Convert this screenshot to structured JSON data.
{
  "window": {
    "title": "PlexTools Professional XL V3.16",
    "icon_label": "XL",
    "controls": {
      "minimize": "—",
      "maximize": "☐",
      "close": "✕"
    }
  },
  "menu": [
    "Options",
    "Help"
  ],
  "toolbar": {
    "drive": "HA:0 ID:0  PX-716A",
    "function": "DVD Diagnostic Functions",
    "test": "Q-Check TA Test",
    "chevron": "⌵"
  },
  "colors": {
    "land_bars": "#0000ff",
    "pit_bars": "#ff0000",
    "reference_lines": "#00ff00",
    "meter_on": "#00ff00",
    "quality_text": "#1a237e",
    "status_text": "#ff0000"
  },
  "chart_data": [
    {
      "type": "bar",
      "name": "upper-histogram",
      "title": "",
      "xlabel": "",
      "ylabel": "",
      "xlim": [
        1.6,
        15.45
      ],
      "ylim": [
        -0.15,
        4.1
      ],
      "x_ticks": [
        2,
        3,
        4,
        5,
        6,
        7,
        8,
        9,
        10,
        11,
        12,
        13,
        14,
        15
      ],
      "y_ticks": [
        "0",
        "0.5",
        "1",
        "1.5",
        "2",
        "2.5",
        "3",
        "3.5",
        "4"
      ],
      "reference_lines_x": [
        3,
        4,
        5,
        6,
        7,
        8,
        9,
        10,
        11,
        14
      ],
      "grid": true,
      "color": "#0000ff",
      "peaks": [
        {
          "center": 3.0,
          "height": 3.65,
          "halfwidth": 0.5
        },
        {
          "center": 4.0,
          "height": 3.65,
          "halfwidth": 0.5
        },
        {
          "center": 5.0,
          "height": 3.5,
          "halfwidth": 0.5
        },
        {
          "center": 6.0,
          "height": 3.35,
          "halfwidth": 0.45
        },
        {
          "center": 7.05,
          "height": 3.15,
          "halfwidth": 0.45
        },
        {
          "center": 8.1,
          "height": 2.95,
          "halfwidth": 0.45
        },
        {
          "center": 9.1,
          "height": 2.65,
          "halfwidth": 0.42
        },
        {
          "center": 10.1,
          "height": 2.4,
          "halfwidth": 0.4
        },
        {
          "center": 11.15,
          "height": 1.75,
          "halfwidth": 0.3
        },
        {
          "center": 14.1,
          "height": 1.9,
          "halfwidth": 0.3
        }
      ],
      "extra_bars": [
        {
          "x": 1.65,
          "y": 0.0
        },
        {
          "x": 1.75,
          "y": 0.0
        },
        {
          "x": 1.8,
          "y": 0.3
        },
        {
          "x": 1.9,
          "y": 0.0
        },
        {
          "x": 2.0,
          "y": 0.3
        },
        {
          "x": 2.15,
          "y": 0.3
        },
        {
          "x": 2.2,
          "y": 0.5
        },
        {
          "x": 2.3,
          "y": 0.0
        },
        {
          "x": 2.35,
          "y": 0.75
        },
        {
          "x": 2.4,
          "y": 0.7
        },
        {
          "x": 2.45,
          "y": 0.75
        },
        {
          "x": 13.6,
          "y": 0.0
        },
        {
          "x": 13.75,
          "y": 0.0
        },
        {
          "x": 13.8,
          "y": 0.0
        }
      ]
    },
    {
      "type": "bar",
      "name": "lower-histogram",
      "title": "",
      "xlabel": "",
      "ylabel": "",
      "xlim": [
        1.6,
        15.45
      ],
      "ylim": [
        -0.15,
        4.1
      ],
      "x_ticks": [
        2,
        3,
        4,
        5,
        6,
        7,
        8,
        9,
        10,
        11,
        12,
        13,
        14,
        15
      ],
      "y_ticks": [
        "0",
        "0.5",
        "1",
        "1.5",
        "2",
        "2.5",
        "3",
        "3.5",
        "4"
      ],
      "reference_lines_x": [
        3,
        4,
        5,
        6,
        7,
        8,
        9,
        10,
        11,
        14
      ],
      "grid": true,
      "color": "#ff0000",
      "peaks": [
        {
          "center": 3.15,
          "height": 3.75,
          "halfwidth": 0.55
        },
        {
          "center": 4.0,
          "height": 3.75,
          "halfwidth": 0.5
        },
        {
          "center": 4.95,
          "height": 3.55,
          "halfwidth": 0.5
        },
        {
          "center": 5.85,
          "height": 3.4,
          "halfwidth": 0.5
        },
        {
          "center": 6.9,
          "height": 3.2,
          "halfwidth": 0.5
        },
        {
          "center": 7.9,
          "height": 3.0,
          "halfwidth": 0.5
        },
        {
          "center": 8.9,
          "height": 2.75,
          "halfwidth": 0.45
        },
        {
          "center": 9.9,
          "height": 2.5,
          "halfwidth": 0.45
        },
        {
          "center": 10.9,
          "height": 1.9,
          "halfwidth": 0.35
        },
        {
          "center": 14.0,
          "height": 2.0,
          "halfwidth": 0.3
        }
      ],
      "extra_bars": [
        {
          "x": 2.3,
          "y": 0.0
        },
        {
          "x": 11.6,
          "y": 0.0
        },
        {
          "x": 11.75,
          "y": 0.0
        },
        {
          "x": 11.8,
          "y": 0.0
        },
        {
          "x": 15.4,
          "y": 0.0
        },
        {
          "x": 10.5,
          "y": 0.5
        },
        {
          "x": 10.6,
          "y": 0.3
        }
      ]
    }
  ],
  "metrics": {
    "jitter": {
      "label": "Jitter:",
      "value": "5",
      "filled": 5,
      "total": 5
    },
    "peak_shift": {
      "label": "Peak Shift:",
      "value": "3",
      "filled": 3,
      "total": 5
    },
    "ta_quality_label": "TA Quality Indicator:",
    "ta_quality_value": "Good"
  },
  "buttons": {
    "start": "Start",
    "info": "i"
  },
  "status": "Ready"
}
__________________________________________________
(WRITTEN TASK)
Repeat every line of the material exactly as given.

(WRITTEN ANSWER)
Convert this screenshot to structured JSON data.
{
  "window": {
    "title": "PlexTools Professional XL V3.16",
    "icon_label": "XL",
    "controls": {
      "minimize": "—",
      "maximize": "☐",
      "close": "✕"
    }
  },
  "menu": [
    "Options",
    "Help"
  ],
  "toolbar": {
    "drive": "HA:0 ID:0  PX-716A",
    "function": "DVD Diagnostic Functions",
    "test": "Q-Check TA Test",
    "chevron": "⌵"
  },
  "colors": {
    "land_bars": "#0000ff",
    "pit_bars": "#ff0000",
    "reference_lines": "#00ff00",
    "meter_on": "#00ff00",
    "quality_text": "#1a237e",
    "status_text": "#ff0000"
  },
  "chart_data": [
    {
      "type": "bar",
      "name": "upper-histogram",
      "title": "",
      "xlabel": "",
      "ylabel": "",
      "xlim": [
        1.6,
        15.45
      ],
      "ylim": [
        -0.15,
        4.1
      ],
      "x_ticks": [
        2,
        3,
        4,
        5,
        6,
        7,
        8,
        9,
        10,
        11,
        12,
        13,
        14,
        15
      ],
      "y_ticks": [
        "0",
        "0.5",
        "1",
        "1.5",
        "2",
        "2.5",
        "3",
        "3.5",
        "4"
      ],
      "reference_lines_x": [
        3,
        4,
        5,
        6,
        7,
        8,
        9,
        10,
        11,
        14
      ],
      "grid": true,
      "color": "#0000ff",
      "peaks": [
        {
          "center": 3.0,
          "height": 3.65,
          "halfwidth": 0.5
        },
        {
          "center": 4.0,
          "height": 3.65,
          "halfwidth": 0.5
        },
        {
          "center": 5.0,
          "height": 3.5,
          "halfwidth": 0.5
        },
        {
          "center": 6.0,
          "height": 3.35,
          "halfwidth": 0.45
        },
        {
          "center": 7.05,
          "height": 3.15,
          "halfwidth": 0.45
        },
        {
          "center": 8.1,
          "height": 2.95,
          "halfwidth": 0.45
        },
        {
          "center": 9.1,
          "height": 2.65,
          "halfwidth": 0.42
        },
        {
          "center": 10.1,
          "height": 2.4,
          "halfwidth": 0.4
        },
        {
          "center": 11.15,
          "height": 1.75,
          "halfwidth": 0.3
        },
        {
          "center": 14.1,
          "height": 1.9,
          "halfwidth": 0.3
        }
      ],
      "extra_bars": [
        {
          "x": 1.65,
          "y": 0.0
        },
        {
          "x": 1.75,
          "y": 0.0
        },
        {
          "x": 1.8,
          "y": 0.3
        },
        {
          "x": 1.9,
          "y": 0.0
        },
        {
          "x": 2.0,
          "y": 0.3
        },
        {
          "x": 2.15,
          "y": 0.3
        },
        {
          "x": 2.2,
          "y": 0.5
        },
        {
          "x": 2.3,
          "y": 0.0
        },
        {
          "x": 2.35,
          "y": 0.75
        },
        {
          "x": 2.4,
          "y": 0.7
        },
        {
          "x": 2.45,
          "y": 0.75
        },
        {
          "x": 13.6,
          "y": 0.0
        },
        {
          "x": 13.75,
          "y": 0.0
        },
        {
          "x": 13.8,
          "y": 0.0
        }
      ]
    },
    {
      "type": "bar",
      "name": "lower-histogram",
      "title": "",
      "xlabel": "",
      "ylabel": "",
      "xlim": [
        1.6,
        15.45
      ],
      "ylim": [
        -0.15,
        4.1
      ],
      "x_ticks": [
        2,
        3,
        4,
        5,
        6,
        7,
        8,
        9,
        10,
        11,
        12,
        13,
        14,
        15
      ],
      "y_ticks": [
        "0",
        "0.5",
        "1",
        "1.5",
        "2",
        "2.5",
        "3",
        "3.5",
        "4"
      ],
      "reference_lines_x": [
        3,
        4,
        5,
        6,
        7,
        8,
        9,
        10,
        11,
        14
      ],
      "grid": true,
      "color": "#ff0000",
      "peaks": [
        {
          "center": 3.15,
          "height": 3.75,
          "halfwidth": 0.55
        },
        {
          "center": 4.0,
          "height": 3.75,
          "halfwidth": 0.5
        },
        {
          "center": 4.95,
          "height": 3.55,
          "halfwidth": 0.5
        },
        {
          "center": 5.85,
          "height": 3.4,
          "halfwidth": 0.5
        },
        {
          "center": 6.9,
          "height": 3.2,
          "halfwidth": 0.5
        },
        {
          "center": 7.9,
          "height": 3.0,
          "halfwidth": 0.5
        },
        {
          "center": 8.9,
          "height": 2.75,
          "halfwidth": 0.45
        },
        {
          "center": 9.9,
          "height": 2.5,
          "halfwidth": 0.45
        },
        {
          "center": 10.9,
          "height": 1.9,
          "halfwidth": 0.35
        },
        {
          "center": 14.0,
          "height": 2.0,
          "halfwidth": 0.3
        }
      ],
      "extra_bars": [
        {
          "x": 2.3,
          "y": 0.0
        },
        {
          "x": 11.6,
          "y": 0.0
        },
        {
          "x": 11.75,
          "y": 0.0
        },
        {
          "x": 11.8,
          "y": 0.0
        },
        {
          "x": 15.4,
          "y": 0.0
        },
        {
          "x": 10.5,
          "y": 0.5
        },
        {
          "x": 10.6,
          "y": 0.3
        }
      ]
    }
  ],
  "metrics": {
    "jitter": {
      "label": "Jitter:",
      "value": "5",
      "filled": 5,
      "total": 5
    },
    "peak_shift": {
      "label": "Peak Shift:",
      "value": "3",
      "filled": 3,
      "total": 5
    },
    "ta_quality_label": "TA Quality Indicator:",
    "ta_quality_value": "Good"
  },
  "buttons": {
    "start": "Start",
    "info": "i"
  },
  "status": "Ready"
}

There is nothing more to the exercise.